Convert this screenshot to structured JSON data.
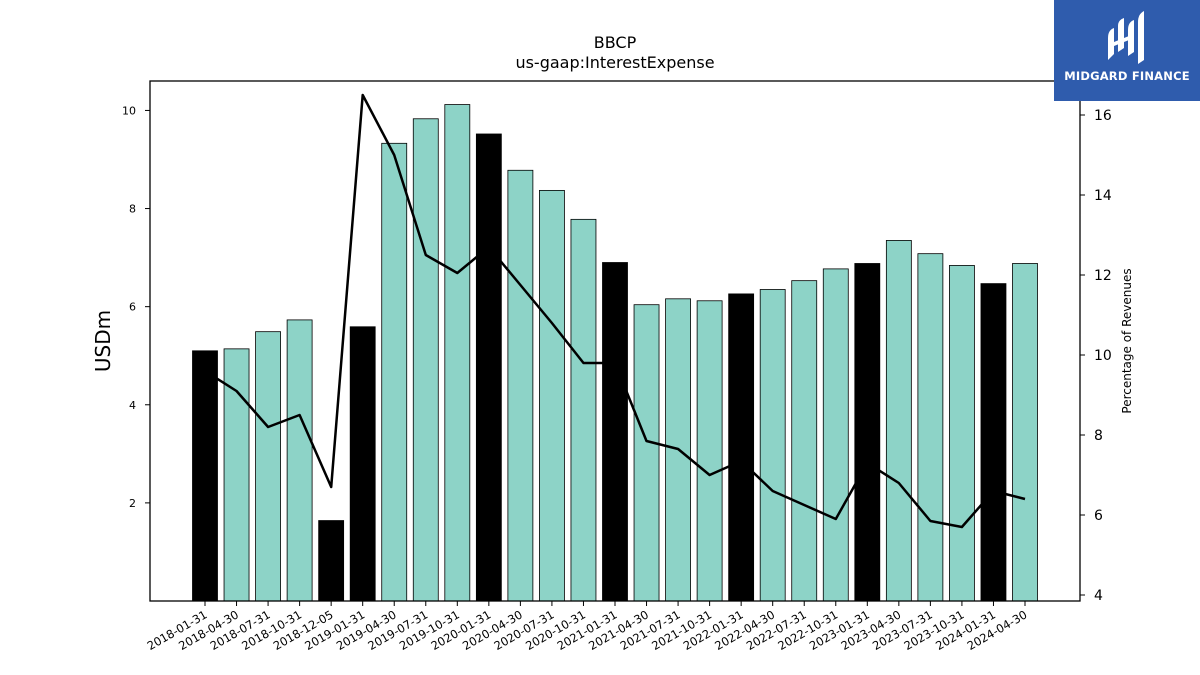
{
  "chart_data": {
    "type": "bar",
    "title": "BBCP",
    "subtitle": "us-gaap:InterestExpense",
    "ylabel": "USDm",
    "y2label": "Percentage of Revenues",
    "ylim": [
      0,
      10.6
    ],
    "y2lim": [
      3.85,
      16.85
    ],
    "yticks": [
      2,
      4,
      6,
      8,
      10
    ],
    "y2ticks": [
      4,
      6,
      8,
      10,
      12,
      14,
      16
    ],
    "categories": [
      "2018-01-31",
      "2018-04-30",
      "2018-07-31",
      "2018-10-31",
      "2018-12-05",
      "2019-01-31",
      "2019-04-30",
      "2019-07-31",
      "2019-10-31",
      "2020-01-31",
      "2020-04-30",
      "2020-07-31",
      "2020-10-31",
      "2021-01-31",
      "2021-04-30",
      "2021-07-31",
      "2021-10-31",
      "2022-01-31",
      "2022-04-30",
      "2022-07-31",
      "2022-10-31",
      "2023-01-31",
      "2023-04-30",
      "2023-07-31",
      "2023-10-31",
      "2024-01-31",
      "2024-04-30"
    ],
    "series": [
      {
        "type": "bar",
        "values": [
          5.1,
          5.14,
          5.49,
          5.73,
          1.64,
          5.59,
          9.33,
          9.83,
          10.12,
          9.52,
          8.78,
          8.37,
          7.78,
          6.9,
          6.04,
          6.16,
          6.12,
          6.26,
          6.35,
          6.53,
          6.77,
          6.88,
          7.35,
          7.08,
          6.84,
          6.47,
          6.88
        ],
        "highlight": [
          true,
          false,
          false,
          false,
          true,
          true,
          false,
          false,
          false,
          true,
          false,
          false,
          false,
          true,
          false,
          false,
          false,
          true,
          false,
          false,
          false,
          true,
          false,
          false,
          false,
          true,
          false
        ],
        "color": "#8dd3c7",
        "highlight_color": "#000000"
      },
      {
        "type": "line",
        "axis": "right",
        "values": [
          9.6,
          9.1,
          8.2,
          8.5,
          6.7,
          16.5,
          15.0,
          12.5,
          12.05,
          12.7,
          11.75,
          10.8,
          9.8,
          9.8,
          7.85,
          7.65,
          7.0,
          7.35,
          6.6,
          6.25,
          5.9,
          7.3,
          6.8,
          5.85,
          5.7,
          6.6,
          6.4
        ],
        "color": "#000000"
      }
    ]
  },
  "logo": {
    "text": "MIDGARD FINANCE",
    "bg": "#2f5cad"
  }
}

****

• BRIEF
Pictures stay out; repeat all the rest of the records exactly.

• FINAL RESULT
Convert this screenshot to structured JSON data.
{
  "chart_data": {
    "type": "bar",
    "title": "BBCP",
    "subtitle": "us-gaap:InterestExpense",
    "ylabel": "USDm",
    "y2label": "Percentage of Revenues",
    "ylim": [
      0,
      10.6
    ],
    "y2lim": [
      3.85,
      16.85
    ],
    "yticks": [
      2,
      4,
      6,
      8,
      10
    ],
    "y2ticks": [
      4,
      6,
      8,
      10,
      12,
      14,
      16
    ],
    "categories": [
      "2018-01-31",
      "2018-04-30",
      "2018-07-31",
      "2018-10-31",
      "2018-12-05",
      "2019-01-31",
      "2019-04-30",
      "2019-07-31",
      "2019-10-31",
      "2020-01-31",
      "2020-04-30",
      "2020-07-31",
      "2020-10-31",
      "2021-01-31",
      "2021-04-30",
      "2021-07-31",
      "2021-10-31",
      "2022-01-31",
      "2022-04-30",
      "2022-07-31",
      "2022-10-31",
      "2023-01-31",
      "2023-04-30",
      "2023-07-31",
      "2023-10-31",
      "2024-01-31",
      "2024-04-30"
    ],
    "series": [
      {
        "type": "bar",
        "values": [
          5.1,
          5.14,
          5.49,
          5.73,
          1.64,
          5.59,
          9.33,
          9.83,
          10.12,
          9.52,
          8.78,
          8.37,
          7.78,
          6.9,
          6.04,
          6.16,
          6.12,
          6.26,
          6.35,
          6.53,
          6.77,
          6.88,
          7.35,
          7.08,
          6.84,
          6.47,
          6.88
        ],
        "highlight": [
          true,
          false,
          false,
          false,
          true,
          true,
          false,
          false,
          false,
          true,
          false,
          false,
          false,
          true,
          false,
          false,
          false,
          true,
          false,
          false,
          false,
          true,
          false,
          false,
          false,
          true,
          false
        ],
        "color": "#8dd3c7",
        "highlight_color": "#000000"
      },
      {
        "type": "line",
        "axis": "right",
        "values": [
          9.6,
          9.1,
          8.2,
          8.5,
          6.7,
          16.5,
          15.0,
          12.5,
          12.05,
          12.7,
          11.75,
          10.8,
          9.8,
          9.8,
          7.85,
          7.65,
          7.0,
          7.35,
          6.6,
          6.25,
          5.9,
          7.3,
          6.8,
          5.85,
          5.7,
          6.6,
          6.4
        ],
        "color": "#000000"
      }
    ]
  },
  "logo": {
    "text": "MIDGARD FINANCE",
    "bg": "#2f5cad"
  }
}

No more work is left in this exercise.